→ Instruction
Find all lines in the listing that include the word "Rate", then copy them.
## Begin Data to process
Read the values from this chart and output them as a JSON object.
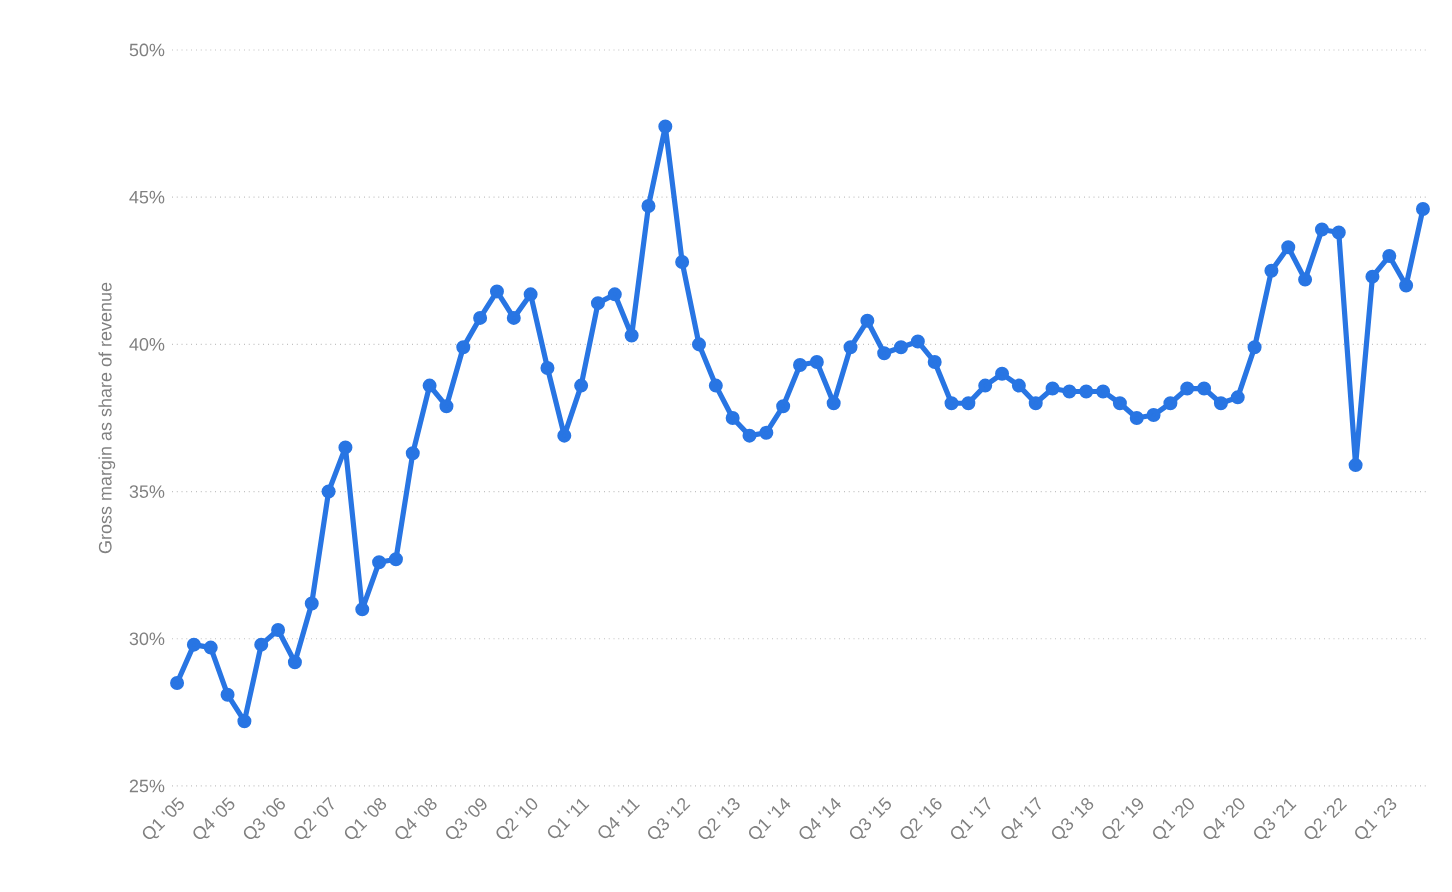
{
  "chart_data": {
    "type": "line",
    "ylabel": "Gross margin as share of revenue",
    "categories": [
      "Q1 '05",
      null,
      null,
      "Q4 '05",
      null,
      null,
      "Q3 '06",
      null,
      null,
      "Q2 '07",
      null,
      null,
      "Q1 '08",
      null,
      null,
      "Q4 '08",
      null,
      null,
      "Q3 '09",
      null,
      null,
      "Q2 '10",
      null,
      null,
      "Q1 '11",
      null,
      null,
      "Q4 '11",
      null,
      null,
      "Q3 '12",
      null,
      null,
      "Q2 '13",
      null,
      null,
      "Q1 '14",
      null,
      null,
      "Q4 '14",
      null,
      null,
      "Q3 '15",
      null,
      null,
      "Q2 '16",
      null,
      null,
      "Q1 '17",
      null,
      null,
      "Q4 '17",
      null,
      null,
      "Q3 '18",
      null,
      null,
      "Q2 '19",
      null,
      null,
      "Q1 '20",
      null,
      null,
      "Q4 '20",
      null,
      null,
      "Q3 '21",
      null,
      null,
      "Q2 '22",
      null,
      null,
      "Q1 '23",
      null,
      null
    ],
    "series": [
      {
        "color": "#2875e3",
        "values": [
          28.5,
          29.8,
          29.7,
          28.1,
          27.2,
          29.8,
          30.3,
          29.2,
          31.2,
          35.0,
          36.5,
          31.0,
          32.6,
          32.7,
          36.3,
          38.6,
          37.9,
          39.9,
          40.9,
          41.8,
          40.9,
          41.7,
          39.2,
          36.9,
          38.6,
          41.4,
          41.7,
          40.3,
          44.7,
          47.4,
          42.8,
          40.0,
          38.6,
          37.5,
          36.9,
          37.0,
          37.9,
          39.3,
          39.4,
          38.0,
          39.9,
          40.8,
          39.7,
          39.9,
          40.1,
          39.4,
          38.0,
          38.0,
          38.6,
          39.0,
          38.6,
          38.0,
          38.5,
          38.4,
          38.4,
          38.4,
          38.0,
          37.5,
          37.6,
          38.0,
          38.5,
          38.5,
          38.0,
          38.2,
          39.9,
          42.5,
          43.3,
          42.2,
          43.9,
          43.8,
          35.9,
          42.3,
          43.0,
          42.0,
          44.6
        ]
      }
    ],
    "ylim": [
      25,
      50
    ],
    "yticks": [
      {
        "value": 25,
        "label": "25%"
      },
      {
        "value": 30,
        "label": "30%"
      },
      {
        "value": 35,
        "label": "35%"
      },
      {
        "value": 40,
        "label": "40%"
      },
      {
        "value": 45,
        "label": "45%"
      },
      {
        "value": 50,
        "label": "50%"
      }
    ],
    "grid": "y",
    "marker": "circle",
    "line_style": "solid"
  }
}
## End Data to process
## Begin Data to process
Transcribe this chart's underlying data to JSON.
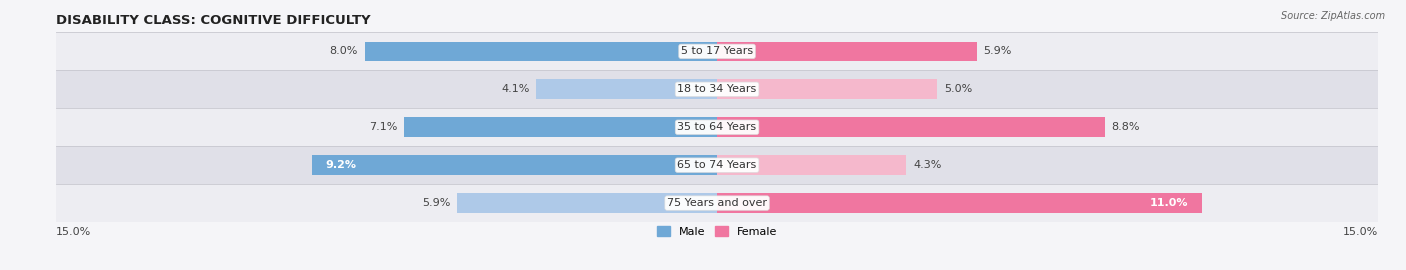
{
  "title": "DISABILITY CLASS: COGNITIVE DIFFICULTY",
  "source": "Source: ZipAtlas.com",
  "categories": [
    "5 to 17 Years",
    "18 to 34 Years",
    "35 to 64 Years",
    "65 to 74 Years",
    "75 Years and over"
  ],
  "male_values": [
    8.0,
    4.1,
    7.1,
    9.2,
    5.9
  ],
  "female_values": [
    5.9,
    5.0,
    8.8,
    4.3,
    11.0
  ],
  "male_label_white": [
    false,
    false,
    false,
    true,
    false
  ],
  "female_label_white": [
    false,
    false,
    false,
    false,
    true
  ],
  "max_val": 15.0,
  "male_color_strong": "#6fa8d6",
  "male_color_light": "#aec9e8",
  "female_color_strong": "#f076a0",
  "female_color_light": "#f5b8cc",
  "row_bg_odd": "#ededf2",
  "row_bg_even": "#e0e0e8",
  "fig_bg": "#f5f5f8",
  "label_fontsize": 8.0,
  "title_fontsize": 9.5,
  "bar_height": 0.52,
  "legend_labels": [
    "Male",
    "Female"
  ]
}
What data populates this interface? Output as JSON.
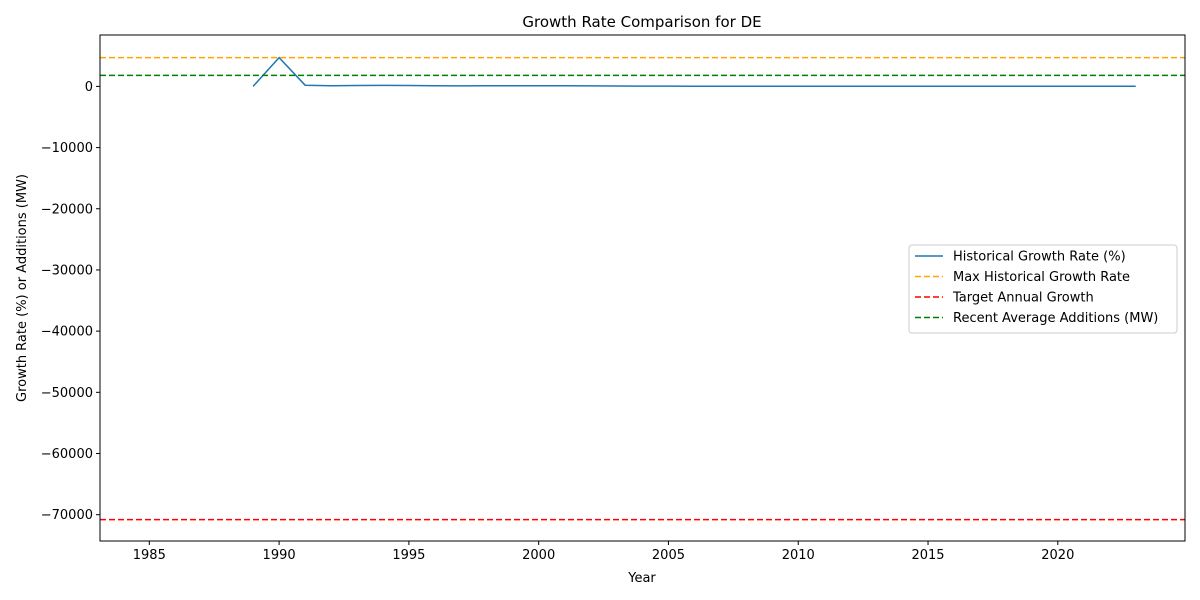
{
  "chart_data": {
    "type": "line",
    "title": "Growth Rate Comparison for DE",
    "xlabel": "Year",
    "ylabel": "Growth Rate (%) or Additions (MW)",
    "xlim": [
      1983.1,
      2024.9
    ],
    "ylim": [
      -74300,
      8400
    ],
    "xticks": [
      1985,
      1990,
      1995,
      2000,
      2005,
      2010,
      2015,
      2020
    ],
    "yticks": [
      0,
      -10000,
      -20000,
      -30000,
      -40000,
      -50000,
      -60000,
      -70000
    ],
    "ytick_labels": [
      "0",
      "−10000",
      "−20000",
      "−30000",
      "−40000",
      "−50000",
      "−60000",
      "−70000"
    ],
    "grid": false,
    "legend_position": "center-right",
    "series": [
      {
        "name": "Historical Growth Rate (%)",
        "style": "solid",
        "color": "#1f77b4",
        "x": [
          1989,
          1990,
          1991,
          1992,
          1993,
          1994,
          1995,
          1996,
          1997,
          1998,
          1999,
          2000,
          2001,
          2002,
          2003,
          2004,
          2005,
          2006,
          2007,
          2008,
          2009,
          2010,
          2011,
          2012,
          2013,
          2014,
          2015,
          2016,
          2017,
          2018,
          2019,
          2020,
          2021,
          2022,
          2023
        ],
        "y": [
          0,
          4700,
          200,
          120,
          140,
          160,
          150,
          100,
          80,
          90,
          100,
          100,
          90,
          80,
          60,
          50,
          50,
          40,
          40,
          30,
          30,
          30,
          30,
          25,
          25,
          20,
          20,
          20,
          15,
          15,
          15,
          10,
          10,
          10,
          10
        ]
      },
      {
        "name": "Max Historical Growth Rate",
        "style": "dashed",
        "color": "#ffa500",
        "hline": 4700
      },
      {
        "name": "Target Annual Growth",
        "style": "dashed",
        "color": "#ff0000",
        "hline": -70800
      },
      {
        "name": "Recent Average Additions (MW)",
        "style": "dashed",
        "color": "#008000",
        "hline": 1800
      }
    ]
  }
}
## End Data to process
→ Solution for this problem
    "title": "Growth Rate Comparison for DE",
    "ylabel": "Growth Rate (%) or Additions (MW)",
        "name": "Historical Growth Rate (%)",
        "name": "Max Historical Growth Rate",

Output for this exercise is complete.